_SET EXERCISE_
Extract all lines that hold "JSON" from the records below.

■ ■ ■ ■ ■

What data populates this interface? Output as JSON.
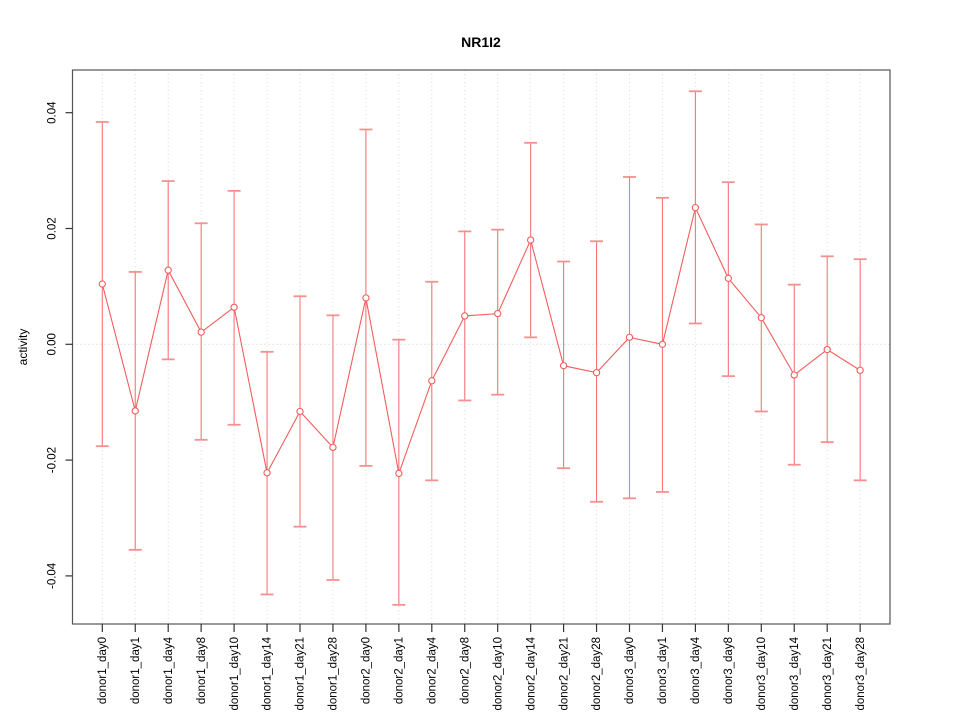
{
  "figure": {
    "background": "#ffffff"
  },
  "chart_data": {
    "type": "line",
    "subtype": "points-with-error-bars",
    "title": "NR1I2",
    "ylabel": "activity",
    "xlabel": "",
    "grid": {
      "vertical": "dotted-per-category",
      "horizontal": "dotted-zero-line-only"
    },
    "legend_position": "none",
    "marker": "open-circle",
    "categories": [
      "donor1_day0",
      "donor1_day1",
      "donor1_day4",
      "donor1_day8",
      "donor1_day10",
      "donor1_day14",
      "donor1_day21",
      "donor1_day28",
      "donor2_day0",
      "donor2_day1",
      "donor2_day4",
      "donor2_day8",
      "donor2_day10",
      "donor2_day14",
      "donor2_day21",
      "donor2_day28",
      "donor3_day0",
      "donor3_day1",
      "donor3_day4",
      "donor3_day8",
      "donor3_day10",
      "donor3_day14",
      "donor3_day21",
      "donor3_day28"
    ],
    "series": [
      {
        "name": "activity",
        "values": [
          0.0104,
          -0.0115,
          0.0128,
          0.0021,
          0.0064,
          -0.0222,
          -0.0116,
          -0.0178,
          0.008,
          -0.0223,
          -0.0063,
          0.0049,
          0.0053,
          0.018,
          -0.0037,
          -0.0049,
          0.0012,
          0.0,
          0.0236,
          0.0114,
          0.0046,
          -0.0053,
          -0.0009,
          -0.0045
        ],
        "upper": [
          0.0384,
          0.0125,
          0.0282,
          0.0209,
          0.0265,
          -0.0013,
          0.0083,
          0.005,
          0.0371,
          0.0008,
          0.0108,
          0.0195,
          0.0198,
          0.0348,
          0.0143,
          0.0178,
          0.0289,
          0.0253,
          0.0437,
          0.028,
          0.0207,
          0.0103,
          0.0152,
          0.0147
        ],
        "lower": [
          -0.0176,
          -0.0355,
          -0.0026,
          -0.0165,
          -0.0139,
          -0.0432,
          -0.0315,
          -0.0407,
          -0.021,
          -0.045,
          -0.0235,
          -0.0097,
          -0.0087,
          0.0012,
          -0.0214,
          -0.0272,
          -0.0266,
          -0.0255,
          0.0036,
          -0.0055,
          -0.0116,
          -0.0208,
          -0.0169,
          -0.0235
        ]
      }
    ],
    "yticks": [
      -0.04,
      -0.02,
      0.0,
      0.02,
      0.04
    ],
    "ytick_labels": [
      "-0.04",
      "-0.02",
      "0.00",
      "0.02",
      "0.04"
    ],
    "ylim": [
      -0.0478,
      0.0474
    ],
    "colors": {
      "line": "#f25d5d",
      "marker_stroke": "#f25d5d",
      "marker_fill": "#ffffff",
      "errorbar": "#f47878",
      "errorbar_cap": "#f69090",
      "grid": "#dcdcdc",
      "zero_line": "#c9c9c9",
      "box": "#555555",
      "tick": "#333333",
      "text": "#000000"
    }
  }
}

■ ■ ■ ■ ■

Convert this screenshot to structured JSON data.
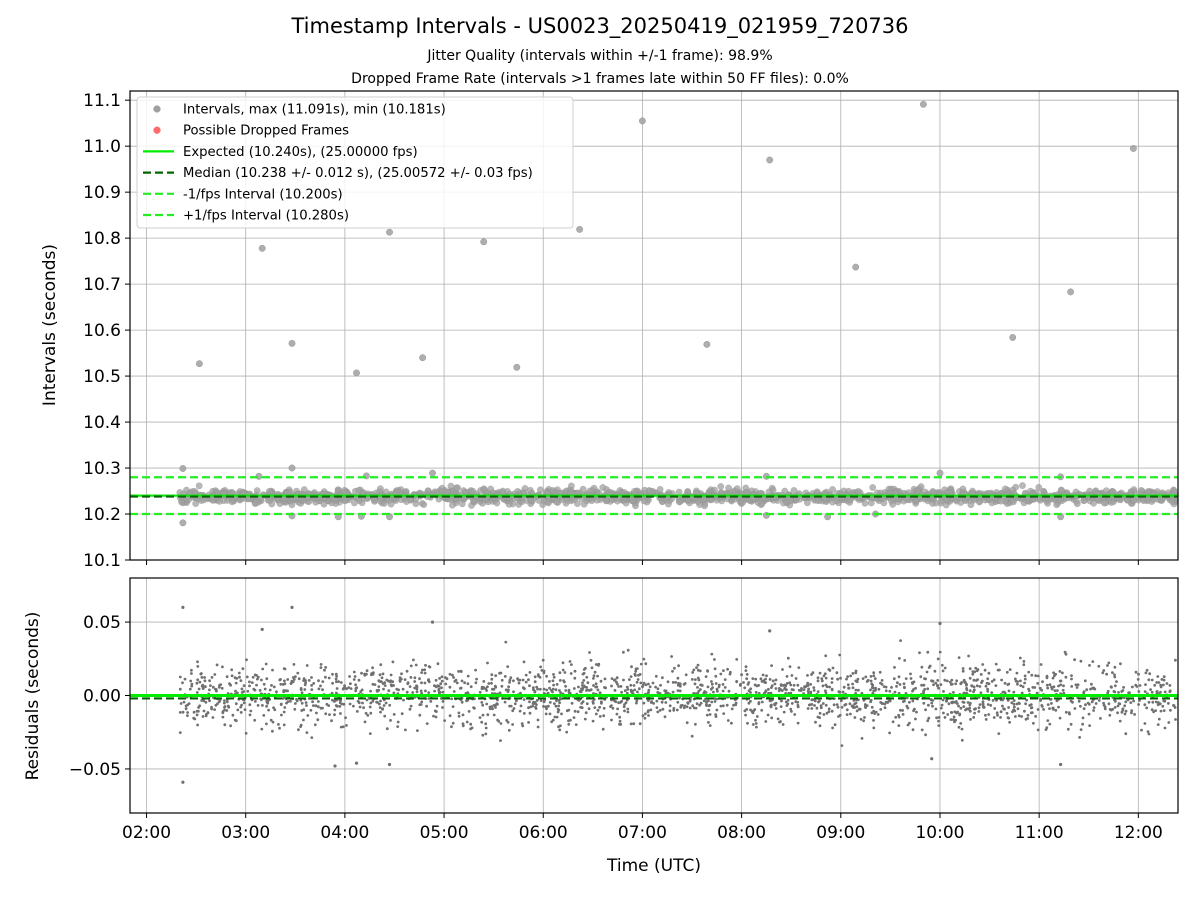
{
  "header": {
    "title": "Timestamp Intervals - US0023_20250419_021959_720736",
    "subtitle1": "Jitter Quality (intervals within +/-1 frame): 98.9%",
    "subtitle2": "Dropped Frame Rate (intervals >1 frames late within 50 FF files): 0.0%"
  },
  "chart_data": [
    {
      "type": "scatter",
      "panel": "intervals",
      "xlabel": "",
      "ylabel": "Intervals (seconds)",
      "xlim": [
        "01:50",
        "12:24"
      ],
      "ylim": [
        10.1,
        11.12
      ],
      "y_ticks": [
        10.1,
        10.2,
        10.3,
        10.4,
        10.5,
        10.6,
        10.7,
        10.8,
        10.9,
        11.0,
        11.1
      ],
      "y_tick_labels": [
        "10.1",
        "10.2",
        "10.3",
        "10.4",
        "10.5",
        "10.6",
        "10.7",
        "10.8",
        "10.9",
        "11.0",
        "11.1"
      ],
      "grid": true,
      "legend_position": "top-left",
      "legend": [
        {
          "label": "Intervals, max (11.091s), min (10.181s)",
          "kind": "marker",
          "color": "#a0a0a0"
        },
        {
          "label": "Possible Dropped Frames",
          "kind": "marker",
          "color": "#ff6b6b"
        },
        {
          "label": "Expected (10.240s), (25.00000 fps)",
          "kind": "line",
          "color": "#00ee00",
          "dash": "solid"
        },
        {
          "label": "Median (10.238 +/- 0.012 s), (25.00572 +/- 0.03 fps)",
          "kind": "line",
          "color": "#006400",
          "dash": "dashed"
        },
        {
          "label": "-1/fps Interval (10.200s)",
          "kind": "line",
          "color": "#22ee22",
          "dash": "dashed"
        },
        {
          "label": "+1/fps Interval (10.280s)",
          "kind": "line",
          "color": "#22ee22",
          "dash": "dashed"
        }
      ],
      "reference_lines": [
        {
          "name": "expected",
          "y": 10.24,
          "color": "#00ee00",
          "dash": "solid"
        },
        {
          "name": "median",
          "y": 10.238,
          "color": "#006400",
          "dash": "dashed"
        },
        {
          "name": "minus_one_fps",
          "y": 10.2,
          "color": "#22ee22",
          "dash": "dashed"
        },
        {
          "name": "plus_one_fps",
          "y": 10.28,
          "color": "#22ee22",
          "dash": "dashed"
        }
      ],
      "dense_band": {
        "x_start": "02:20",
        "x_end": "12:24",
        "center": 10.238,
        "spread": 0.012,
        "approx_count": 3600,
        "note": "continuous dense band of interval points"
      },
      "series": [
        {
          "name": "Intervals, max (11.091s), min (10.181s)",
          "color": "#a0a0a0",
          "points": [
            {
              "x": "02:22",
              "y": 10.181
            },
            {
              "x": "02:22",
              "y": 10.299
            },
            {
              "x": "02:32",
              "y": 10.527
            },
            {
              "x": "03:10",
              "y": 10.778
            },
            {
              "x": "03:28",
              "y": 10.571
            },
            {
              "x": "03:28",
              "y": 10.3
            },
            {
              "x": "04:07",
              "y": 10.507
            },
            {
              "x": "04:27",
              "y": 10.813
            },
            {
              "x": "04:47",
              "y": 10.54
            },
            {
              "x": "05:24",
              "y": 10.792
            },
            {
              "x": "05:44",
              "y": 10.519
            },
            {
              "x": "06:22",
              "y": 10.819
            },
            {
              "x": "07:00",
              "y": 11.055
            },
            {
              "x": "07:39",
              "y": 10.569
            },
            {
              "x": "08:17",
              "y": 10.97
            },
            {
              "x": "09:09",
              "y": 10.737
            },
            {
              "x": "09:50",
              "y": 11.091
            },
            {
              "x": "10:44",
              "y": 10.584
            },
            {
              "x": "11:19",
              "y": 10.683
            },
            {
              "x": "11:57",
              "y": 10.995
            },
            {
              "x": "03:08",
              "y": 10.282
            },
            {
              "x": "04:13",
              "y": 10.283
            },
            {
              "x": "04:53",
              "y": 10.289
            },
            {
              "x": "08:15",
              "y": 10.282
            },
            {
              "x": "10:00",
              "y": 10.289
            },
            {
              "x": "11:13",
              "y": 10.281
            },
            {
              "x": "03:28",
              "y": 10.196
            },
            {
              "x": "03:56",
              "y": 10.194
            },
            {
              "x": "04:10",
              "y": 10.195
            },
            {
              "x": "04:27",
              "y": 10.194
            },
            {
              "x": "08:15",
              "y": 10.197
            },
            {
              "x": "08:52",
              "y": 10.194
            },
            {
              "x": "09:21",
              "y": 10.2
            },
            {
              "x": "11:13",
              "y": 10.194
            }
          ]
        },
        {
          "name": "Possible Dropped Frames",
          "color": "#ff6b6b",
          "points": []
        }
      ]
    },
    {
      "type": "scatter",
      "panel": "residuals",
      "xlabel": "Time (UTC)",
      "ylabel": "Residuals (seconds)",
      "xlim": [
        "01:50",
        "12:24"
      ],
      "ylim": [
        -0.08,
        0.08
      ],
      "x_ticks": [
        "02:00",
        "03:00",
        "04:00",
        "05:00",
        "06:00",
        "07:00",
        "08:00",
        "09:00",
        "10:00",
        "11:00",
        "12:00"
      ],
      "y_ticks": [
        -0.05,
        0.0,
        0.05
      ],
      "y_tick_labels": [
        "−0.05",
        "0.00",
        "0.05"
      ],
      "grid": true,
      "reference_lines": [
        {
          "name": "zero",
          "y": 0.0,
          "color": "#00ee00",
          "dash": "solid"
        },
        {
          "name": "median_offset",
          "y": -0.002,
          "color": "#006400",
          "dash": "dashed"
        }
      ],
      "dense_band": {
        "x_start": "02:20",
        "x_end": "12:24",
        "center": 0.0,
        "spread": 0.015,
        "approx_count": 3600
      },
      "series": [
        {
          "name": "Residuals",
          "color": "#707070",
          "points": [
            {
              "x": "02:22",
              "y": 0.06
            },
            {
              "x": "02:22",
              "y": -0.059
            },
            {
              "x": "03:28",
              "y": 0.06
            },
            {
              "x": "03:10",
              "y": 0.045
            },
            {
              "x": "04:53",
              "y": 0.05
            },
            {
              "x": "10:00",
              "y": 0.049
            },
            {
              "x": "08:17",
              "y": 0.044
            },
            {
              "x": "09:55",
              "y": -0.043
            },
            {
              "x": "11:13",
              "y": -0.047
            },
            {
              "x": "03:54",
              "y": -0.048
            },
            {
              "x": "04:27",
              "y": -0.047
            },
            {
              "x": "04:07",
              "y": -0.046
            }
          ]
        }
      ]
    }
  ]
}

■ ■ ■ ■ ■

_RESPONSE_
What data populates this interface? Output as JSON.
Convert this screenshot to structured JSON data.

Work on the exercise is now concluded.